**EXERCISE PASSAGE:**
# CHANGELOG

## Unreleased

## v2.45.0

1. chore(deps): bump hashbrown 0.15 → 0.16
1. chore(deps): bump strum 0.26 → 0.27
1. chore(deps): bump thiserror 1 → 2
1. chore(deps): bump indexmap 1 → 2
1. chore(deps): bump async-openai 0.29 → 0.32
1. chore(deps): bump tiktoken-rs 0.7 → 0.9
1. chore(deps): bump sysinfo 0.35 → 0.38
1. chore(deps): bump quick-xml 0.38 → 0.39
1. chore(deps): bump criterion 0.5 → 0.8
1. fix(openai): update async-openai imports for v0.32 types::chat module
1. fix(page): use resolver().resolve_element() for quick-xml 0.39

## v2.44.42

1. feat(agent): integrate llm_models_spider v0.1.9 with smart model selection
1. perf(website): use `take()` instead of `clone()` for subdomain base URL

## v2.44.41

1. fix(website): use page's own URL for relative link resolution on subdomains (#351)

## v2.44.40

1. docs: add all missing feature flags (`spider_cloud`, `agent`, `search`, `webdriver`, `wreq`, `adblock`, `simd`, `tracing`, etc.)
1. docs: add Spider Cloud and Chrome rendering integration examples

## v2.44.39

1. refactor(agent): move all skill content to `spider_skills` crate (110 skills via `include_str!`)

**Stored data entries:**
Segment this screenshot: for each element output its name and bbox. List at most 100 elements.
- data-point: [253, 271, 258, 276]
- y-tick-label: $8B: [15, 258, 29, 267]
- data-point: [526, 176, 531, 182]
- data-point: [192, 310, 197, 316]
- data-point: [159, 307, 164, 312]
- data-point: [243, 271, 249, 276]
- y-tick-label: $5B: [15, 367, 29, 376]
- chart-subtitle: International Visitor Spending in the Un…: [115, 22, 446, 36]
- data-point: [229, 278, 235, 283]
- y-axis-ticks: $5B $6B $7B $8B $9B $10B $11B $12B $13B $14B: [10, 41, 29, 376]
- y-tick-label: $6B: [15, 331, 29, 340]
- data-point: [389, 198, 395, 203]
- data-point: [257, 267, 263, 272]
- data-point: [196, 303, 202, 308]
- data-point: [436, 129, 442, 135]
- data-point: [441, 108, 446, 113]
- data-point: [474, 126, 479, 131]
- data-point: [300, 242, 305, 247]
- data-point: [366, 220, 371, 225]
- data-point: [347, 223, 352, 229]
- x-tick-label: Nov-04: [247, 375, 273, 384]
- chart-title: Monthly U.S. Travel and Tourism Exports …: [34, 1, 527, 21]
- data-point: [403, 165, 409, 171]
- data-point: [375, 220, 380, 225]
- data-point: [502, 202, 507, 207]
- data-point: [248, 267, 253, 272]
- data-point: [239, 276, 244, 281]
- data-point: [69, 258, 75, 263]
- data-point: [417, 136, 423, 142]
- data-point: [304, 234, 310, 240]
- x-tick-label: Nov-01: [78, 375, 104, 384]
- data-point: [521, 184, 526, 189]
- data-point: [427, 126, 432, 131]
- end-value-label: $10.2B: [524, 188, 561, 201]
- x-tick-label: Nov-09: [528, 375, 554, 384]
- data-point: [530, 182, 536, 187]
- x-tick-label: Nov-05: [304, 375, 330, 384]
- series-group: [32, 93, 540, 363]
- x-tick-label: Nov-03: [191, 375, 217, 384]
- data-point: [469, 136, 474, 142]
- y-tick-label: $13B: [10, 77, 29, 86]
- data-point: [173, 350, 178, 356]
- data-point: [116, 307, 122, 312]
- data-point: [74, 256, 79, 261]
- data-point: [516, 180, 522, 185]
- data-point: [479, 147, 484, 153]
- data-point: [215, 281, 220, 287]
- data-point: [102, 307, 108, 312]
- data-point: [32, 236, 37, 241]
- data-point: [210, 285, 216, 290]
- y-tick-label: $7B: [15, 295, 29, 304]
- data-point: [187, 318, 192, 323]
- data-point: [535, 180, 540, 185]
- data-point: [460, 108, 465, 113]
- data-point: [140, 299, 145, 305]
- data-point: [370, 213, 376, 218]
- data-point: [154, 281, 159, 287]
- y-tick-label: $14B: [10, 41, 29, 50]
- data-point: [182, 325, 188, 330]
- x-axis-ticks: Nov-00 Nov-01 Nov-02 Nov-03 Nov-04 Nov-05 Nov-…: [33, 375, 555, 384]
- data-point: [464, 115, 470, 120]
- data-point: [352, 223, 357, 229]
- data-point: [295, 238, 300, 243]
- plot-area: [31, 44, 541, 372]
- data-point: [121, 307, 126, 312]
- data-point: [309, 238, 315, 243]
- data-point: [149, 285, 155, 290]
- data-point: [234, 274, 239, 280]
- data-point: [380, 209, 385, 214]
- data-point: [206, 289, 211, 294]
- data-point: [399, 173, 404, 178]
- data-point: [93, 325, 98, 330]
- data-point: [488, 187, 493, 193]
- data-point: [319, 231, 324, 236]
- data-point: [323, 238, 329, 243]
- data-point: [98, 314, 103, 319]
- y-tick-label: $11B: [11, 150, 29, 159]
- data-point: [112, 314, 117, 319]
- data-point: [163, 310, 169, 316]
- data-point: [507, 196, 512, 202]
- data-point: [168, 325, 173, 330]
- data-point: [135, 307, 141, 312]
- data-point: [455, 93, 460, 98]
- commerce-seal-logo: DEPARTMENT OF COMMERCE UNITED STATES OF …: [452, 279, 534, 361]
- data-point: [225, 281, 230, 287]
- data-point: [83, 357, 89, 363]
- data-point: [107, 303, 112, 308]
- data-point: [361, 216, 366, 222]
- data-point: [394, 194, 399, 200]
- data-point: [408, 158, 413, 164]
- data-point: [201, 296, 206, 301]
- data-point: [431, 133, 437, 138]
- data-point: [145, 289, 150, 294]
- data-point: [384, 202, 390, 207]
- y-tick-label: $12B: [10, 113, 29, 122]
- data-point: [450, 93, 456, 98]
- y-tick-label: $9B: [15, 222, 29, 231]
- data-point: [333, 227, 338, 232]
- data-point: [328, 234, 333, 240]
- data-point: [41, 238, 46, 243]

**ASSIGNED TASK A:** Transcribe the part of the changelog starting at "1. feat(agent): integrate" and ending at "on subdomains (#351)".
**ASSIGNED TASK B:** Go on with the changelog from the point where it stops.
These records were taken from a separate source.

**RESPONSE AREA A:**
1. feat(agent): integrate llm_models_spider v0.1.9 with smart model selection
1. perf(website): use `take()` instead of `clone()` for subdomain base URL

## v2.44.41

1. fix(website): use page's own URL for relative link resolution on subdomains (#351)

**RESPONSE AREA B:**
## v2.44.38

1. feat(agent): add L15-L48 not-a-robot skills (34 new levels)
1. feat(agent): add NEST engine loop for recursive nested challenges
1. feat(agent): add CIRCLE engine loop for drawing challenges
1. feat(agent): add haiku benchmark for agent evaluation

## v2.44.37

1. fix: add `should_use_chrome_ai` and `use_chrome_ai` to stub `RemoteMultimodalConfigs` (chrome-only builds)

## v2.44.36

1. feat(agent): add L8-L14 not-a-robot skills (license plate, nested, whack-a-mole, waldo, chihuahuas, reverse, affirmations)
1. feat(agent): add WAM engine loop for whack-a-mole challenges
1. feat(agent): Chrome AI element probe improvements

## v2.44.33

1. feat(cache): optimize automation caching for skip-browser flows

## v2.44.30

1. feat: add spider cloud end-to-end examples

## v2.44.29

1. feat(agent): improve remote multimodal automation reliability

## v2.44.28

1. feat(agent): expose optional automation reasoning in metadata

## v2.44.26

1. feat(spider_cli): add runtime `--http` and `--headless` mode controls

## v2.44.25

1. feat(agent): dual-model routing with per-endpoint URL and API key configuration
1. feat(agent): extraction-only mode optimization for single-round data extraction

## v2.44.21

1. fix: feature flag compilation across `wreq`, `agent_full`, and `cache` combos
1. fix: `agent_full` memvid `!Send` compat via `spawn_blocking`
1. fix: `cache_chrome_hybrid` GEMINI_CLIENT lazy_static cfg gate
1. fix: `detect_cf_turnstyle` cfg gate (chrome, not real_browser)

## v2.44.20

1. fix: broken `chrome` feature — missing `relevant` field and cfg gate on `detect_cf_turnstyle` (#349)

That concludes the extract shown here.